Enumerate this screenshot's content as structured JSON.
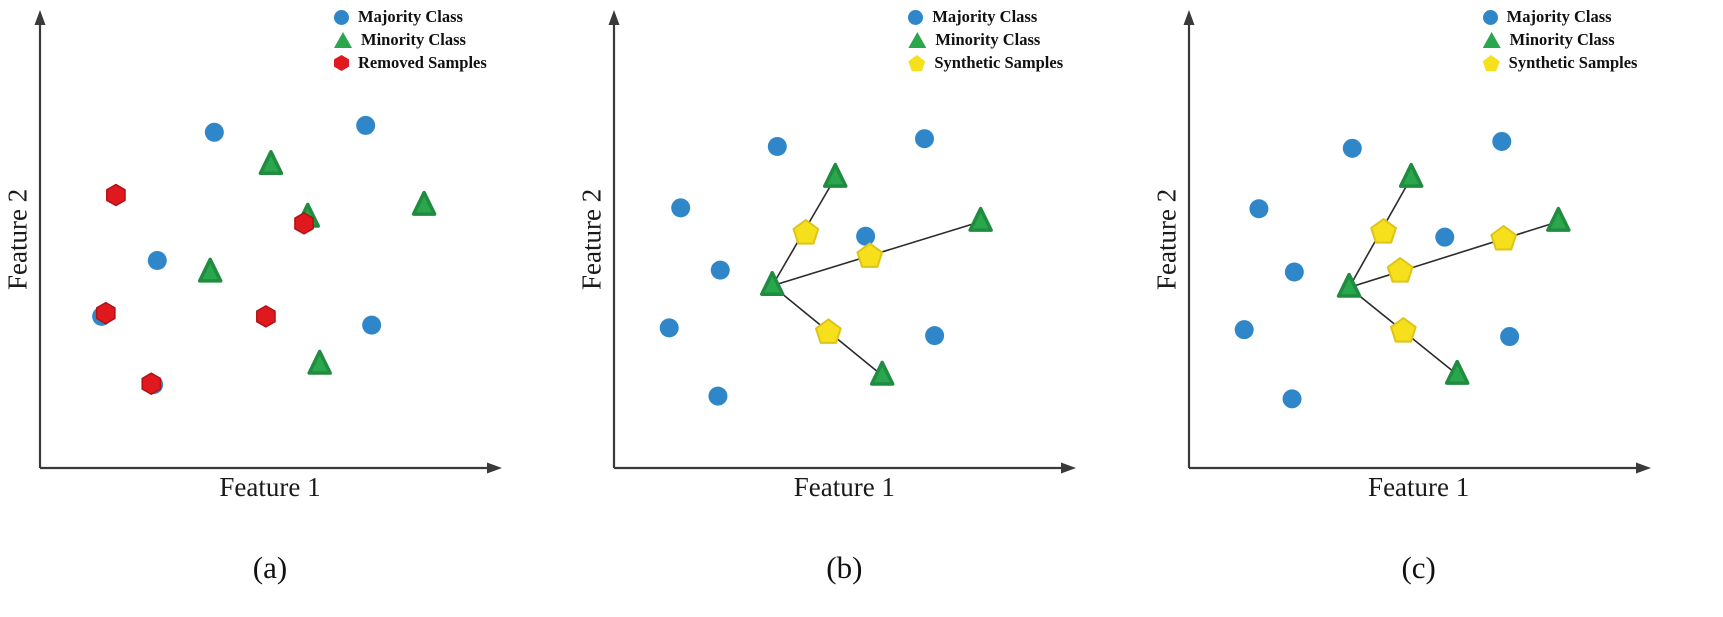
{
  "colors": {
    "majority": "#2f87ca",
    "minority": "#2aa74d",
    "minority_edge": "#1f8c3f",
    "removed": "#e0191f",
    "removed_edge": "#b01216",
    "synthetic": "#f6e01c",
    "synthetic_edge": "#ddc419",
    "axis": "#3a3a3a",
    "connector": "#2b2b2b",
    "text": "#1a1a1a",
    "background": "#ffffff"
  },
  "chart_data": [
    {
      "type": "scatter",
      "caption": "(a)",
      "xlabel": "Feature 1",
      "ylabel": "Feature 2",
      "xlim": [
        0,
        100
      ],
      "ylim": [
        0,
        100
      ],
      "grid": false,
      "legend_position": "top-right",
      "legend": [
        {
          "label": "Majority Class",
          "marker": "circle",
          "color_key": "majority"
        },
        {
          "label": "Minority Class",
          "marker": "triangle",
          "color_key": "minority"
        },
        {
          "label": "Removed Samples",
          "marker": "hexagon",
          "color_key": "removed"
        }
      ],
      "series": [
        {
          "key": "majority",
          "name": "Majority Class",
          "marker": "circle",
          "color_key": "majority",
          "points": [
            [
              37.9,
              73.3
            ],
            [
              70.8,
              74.8
            ],
            [
              25.5,
              45.3
            ],
            [
              13.4,
              33.1
            ],
            [
              72.1,
              31.2
            ],
            [
              24.7,
              18.2
            ]
          ]
        },
        {
          "key": "minority",
          "name": "Minority Class",
          "marker": "triangle",
          "color_key": "minority",
          "points": [
            [
              50.2,
              66.2
            ],
            [
              83.5,
              57.3
            ],
            [
              58.2,
              54.7
            ],
            [
              37.0,
              42.7
            ],
            [
              60.8,
              22.6
            ]
          ]
        },
        {
          "key": "removed",
          "name": "Removed Samples",
          "marker": "hexagon",
          "color_key": "removed",
          "points": [
            [
              16.5,
              59.6
            ],
            [
              57.4,
              53.4
            ],
            [
              14.3,
              33.8
            ],
            [
              49.1,
              33.1
            ],
            [
              24.2,
              18.4
            ]
          ]
        }
      ],
      "connectors": []
    },
    {
      "type": "scatter",
      "caption": "(b)",
      "xlabel": "Feature 1",
      "ylabel": "Feature 2",
      "xlim": [
        0,
        100
      ],
      "ylim": [
        0,
        100
      ],
      "grid": false,
      "legend_position": "top-right",
      "legend": [
        {
          "label": "Majority Class",
          "marker": "circle",
          "color_key": "majority"
        },
        {
          "label": "Minority Class",
          "marker": "triangle",
          "color_key": "minority"
        },
        {
          "label": "Synthetic Samples",
          "marker": "pentagon",
          "color_key": "synthetic"
        }
      ],
      "series": [
        {
          "key": "majority",
          "name": "Majority Class",
          "marker": "circle",
          "color_key": "majority",
          "points": [
            [
              35.5,
              70.2
            ],
            [
              67.5,
              71.9
            ],
            [
              14.5,
              56.8
            ],
            [
              54.7,
              50.6
            ],
            [
              23.1,
              43.2
            ],
            [
              12.0,
              30.6
            ],
            [
              69.7,
              28.9
            ],
            [
              22.6,
              15.7
            ]
          ]
        },
        {
          "key": "minority",
          "name": "Minority Class",
          "marker": "triangle",
          "color_key": "minority",
          "points": [
            [
              48.1,
              63.4
            ],
            [
              79.7,
              53.8
            ],
            [
              34.4,
              39.8
            ],
            [
              58.3,
              20.2
            ]
          ]
        },
        {
          "key": "synthetic",
          "name": "Synthetic Samples",
          "marker": "pentagon",
          "color_key": "synthetic",
          "points": [
            [
              41.7,
              51.3
            ],
            [
              55.6,
              46.2
            ],
            [
              46.6,
              29.6
            ]
          ]
        }
      ],
      "connectors": [
        [
          [
            34.4,
            39.8
          ],
          [
            48.1,
            63.4
          ]
        ],
        [
          [
            34.4,
            39.8
          ],
          [
            79.7,
            53.8
          ]
        ],
        [
          [
            34.4,
            39.8
          ],
          [
            58.3,
            20.2
          ]
        ]
      ]
    },
    {
      "type": "scatter",
      "caption": "(c)",
      "xlabel": "Feature 1",
      "ylabel": "Feature 2",
      "xlim": [
        0,
        100
      ],
      "ylim": [
        0,
        100
      ],
      "grid": false,
      "legend_position": "top-right",
      "legend": [
        {
          "label": "Majority Class",
          "marker": "circle",
          "color_key": "majority"
        },
        {
          "label": "Minority Class",
          "marker": "triangle",
          "color_key": "minority"
        },
        {
          "label": "Synthetic Samples",
          "marker": "pentagon",
          "color_key": "synthetic"
        }
      ],
      "series": [
        {
          "key": "majority",
          "name": "Majority Class",
          "marker": "circle",
          "color_key": "majority",
          "points": [
            [
              35.5,
              69.8
            ],
            [
              68.0,
              71.3
            ],
            [
              15.2,
              56.6
            ],
            [
              55.6,
              50.4
            ],
            [
              22.9,
              42.8
            ],
            [
              12.0,
              30.2
            ],
            [
              69.7,
              28.7
            ],
            [
              22.4,
              15.1
            ]
          ]
        },
        {
          "key": "minority",
          "name": "Minority Class",
          "marker": "triangle",
          "color_key": "minority",
          "points": [
            [
              48.3,
              63.4
            ],
            [
              80.3,
              53.8
            ],
            [
              34.8,
              39.4
            ],
            [
              58.3,
              20.4
            ]
          ]
        },
        {
          "key": "synthetic",
          "name": "Synthetic Samples",
          "marker": "pentagon",
          "color_key": "synthetic",
          "points": [
            [
              42.3,
              51.5
            ],
            [
              45.9,
              43.0
            ],
            [
              68.4,
              50.0
            ],
            [
              46.6,
              29.9
            ]
          ]
        }
      ],
      "connectors": [
        [
          [
            34.8,
            39.4
          ],
          [
            48.3,
            63.4
          ]
        ],
        [
          [
            34.8,
            39.4
          ],
          [
            80.3,
            53.8
          ]
        ],
        [
          [
            34.8,
            39.4
          ],
          [
            58.3,
            20.4
          ]
        ]
      ]
    }
  ]
}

-*-

Goal of the exercise:
Output every entry exactly as given; pictures are not part of the copy.

Completed exercise:
Enumerate this screenshot's content as structured JSON.
{
  "colors": {
    "majority": "#2f87ca",
    "minority": "#2aa74d",
    "minority_edge": "#1f8c3f",
    "removed": "#e0191f",
    "removed_edge": "#b01216",
    "synthetic": "#f6e01c",
    "synthetic_edge": "#ddc419",
    "axis": "#3a3a3a",
    "connector": "#2b2b2b",
    "text": "#1a1a1a",
    "background": "#ffffff"
  },
  "chart_data": [
    {
      "type": "scatter",
      "caption": "(a)",
      "xlabel": "Feature 1",
      "ylabel": "Feature 2",
      "xlim": [
        0,
        100
      ],
      "ylim": [
        0,
        100
      ],
      "grid": false,
      "legend_position": "top-right",
      "legend": [
        {
          "label": "Majority Class",
          "marker": "circle",
          "color_key": "majority"
        },
        {
          "label": "Minority Class",
          "marker": "triangle",
          "color_key": "minority"
        },
        {
          "label": "Removed Samples",
          "marker": "hexagon",
          "color_key": "removed"
        }
      ],
      "series": [
        {
          "key": "majority",
          "name": "Majority Class",
          "marker": "circle",
          "color_key": "majority",
          "points": [
            [
              37.9,
              73.3
            ],
            [
              70.8,
              74.8
            ],
            [
              25.5,
              45.3
            ],
            [
              13.4,
              33.1
            ],
            [
              72.1,
              31.2
            ],
            [
              24.7,
              18.2
            ]
          ]
        },
        {
          "key": "minority",
          "name": "Minority Class",
          "marker": "triangle",
          "color_key": "minority",
          "points": [
            [
              50.2,
              66.2
            ],
            [
              83.5,
              57.3
            ],
            [
              58.2,
              54.7
            ],
            [
              37.0,
              42.7
            ],
            [
              60.8,
              22.6
            ]
          ]
        },
        {
          "key": "removed",
          "name": "Removed Samples",
          "marker": "hexagon",
          "color_key": "removed",
          "points": [
            [
              16.5,
              59.6
            ],
            [
              57.4,
              53.4
            ],
            [
              14.3,
              33.8
            ],
            [
              49.1,
              33.1
            ],
            [
              24.2,
              18.4
            ]
          ]
        }
      ],
      "connectors": []
    },
    {
      "type": "scatter",
      "caption": "(b)",
      "xlabel": "Feature 1",
      "ylabel": "Feature 2",
      "xlim": [
        0,
        100
      ],
      "ylim": [
        0,
        100
      ],
      "grid": false,
      "legend_position": "top-right",
      "legend": [
        {
          "label": "Majority Class",
          "marker": "circle",
          "color_key": "majority"
        },
        {
          "label": "Minority Class",
          "marker": "triangle",
          "color_key": "minority"
        },
        {
          "label": "Synthetic Samples",
          "marker": "pentagon",
          "color_key": "synthetic"
        }
      ],
      "series": [
        {
          "key": "majority",
          "name": "Majority Class",
          "marker": "circle",
          "color_key": "majority",
          "points": [
            [
              35.5,
              70.2
            ],
            [
              67.5,
              71.9
            ],
            [
              14.5,
              56.8
            ],
            [
              54.7,
              50.6
            ],
            [
              23.1,
              43.2
            ],
            [
              12.0,
              30.6
            ],
            [
              69.7,
              28.9
            ],
            [
              22.6,
              15.7
            ]
          ]
        },
        {
          "key": "minority",
          "name": "Minority Class",
          "marker": "triangle",
          "color_key": "minority",
          "points": [
            [
              48.1,
              63.4
            ],
            [
              79.7,
              53.8
            ],
            [
              34.4,
              39.8
            ],
            [
              58.3,
              20.2
            ]
          ]
        },
        {
          "key": "synthetic",
          "name": "Synthetic Samples",
          "marker": "pentagon",
          "color_key": "synthetic",
          "points": [
            [
              41.7,
              51.3
            ],
            [
              55.6,
              46.2
            ],
            [
              46.6,
              29.6
            ]
          ]
        }
      ],
      "connectors": [
        [
          [
            34.4,
            39.8
          ],
          [
            48.1,
            63.4
          ]
        ],
        [
          [
            34.4,
            39.8
          ],
          [
            79.7,
            53.8
          ]
        ],
        [
          [
            34.4,
            39.8
          ],
          [
            58.3,
            20.2
          ]
        ]
      ]
    },
    {
      "type": "scatter",
      "caption": "(c)",
      "xlabel": "Feature 1",
      "ylabel": "Feature 2",
      "xlim": [
        0,
        100
      ],
      "ylim": [
        0,
        100
      ],
      "grid": false,
      "legend_position": "top-right",
      "legend": [
        {
          "label": "Majority Class",
          "marker": "circle",
          "color_key": "majority"
        },
        {
          "label": "Minority Class",
          "marker": "triangle",
          "color_key": "minority"
        },
        {
          "label": "Synthetic Samples",
          "marker": "pentagon",
          "color_key": "synthetic"
        }
      ],
      "series": [
        {
          "key": "majority",
          "name": "Majority Class",
          "marker": "circle",
          "color_key": "majority",
          "points": [
            [
              35.5,
              69.8
            ],
            [
              68.0,
              71.3
            ],
            [
              15.2,
              56.6
            ],
            [
              55.6,
              50.4
            ],
            [
              22.9,
              42.8
            ],
            [
              12.0,
              30.2
            ],
            [
              69.7,
              28.7
            ],
            [
              22.4,
              15.1
            ]
          ]
        },
        {
          "key": "minority",
          "name": "Minority Class",
          "marker": "triangle",
          "color_key": "minority",
          "points": [
            [
              48.3,
              63.4
            ],
            [
              80.3,
              53.8
            ],
            [
              34.8,
              39.4
            ],
            [
              58.3,
              20.4
            ]
          ]
        },
        {
          "key": "synthetic",
          "name": "Synthetic Samples",
          "marker": "pentagon",
          "color_key": "synthetic",
          "points": [
            [
              42.3,
              51.5
            ],
            [
              45.9,
              43.0
            ],
            [
              68.4,
              50.0
            ],
            [
              46.6,
              29.9
            ]
          ]
        }
      ],
      "connectors": [
        [
          [
            34.8,
            39.4
          ],
          [
            48.3,
            63.4
          ]
        ],
        [
          [
            34.8,
            39.4
          ],
          [
            80.3,
            53.8
          ]
        ],
        [
          [
            34.8,
            39.4
          ],
          [
            58.3,
            20.4
          ]
        ]
      ]
    }
  ]
}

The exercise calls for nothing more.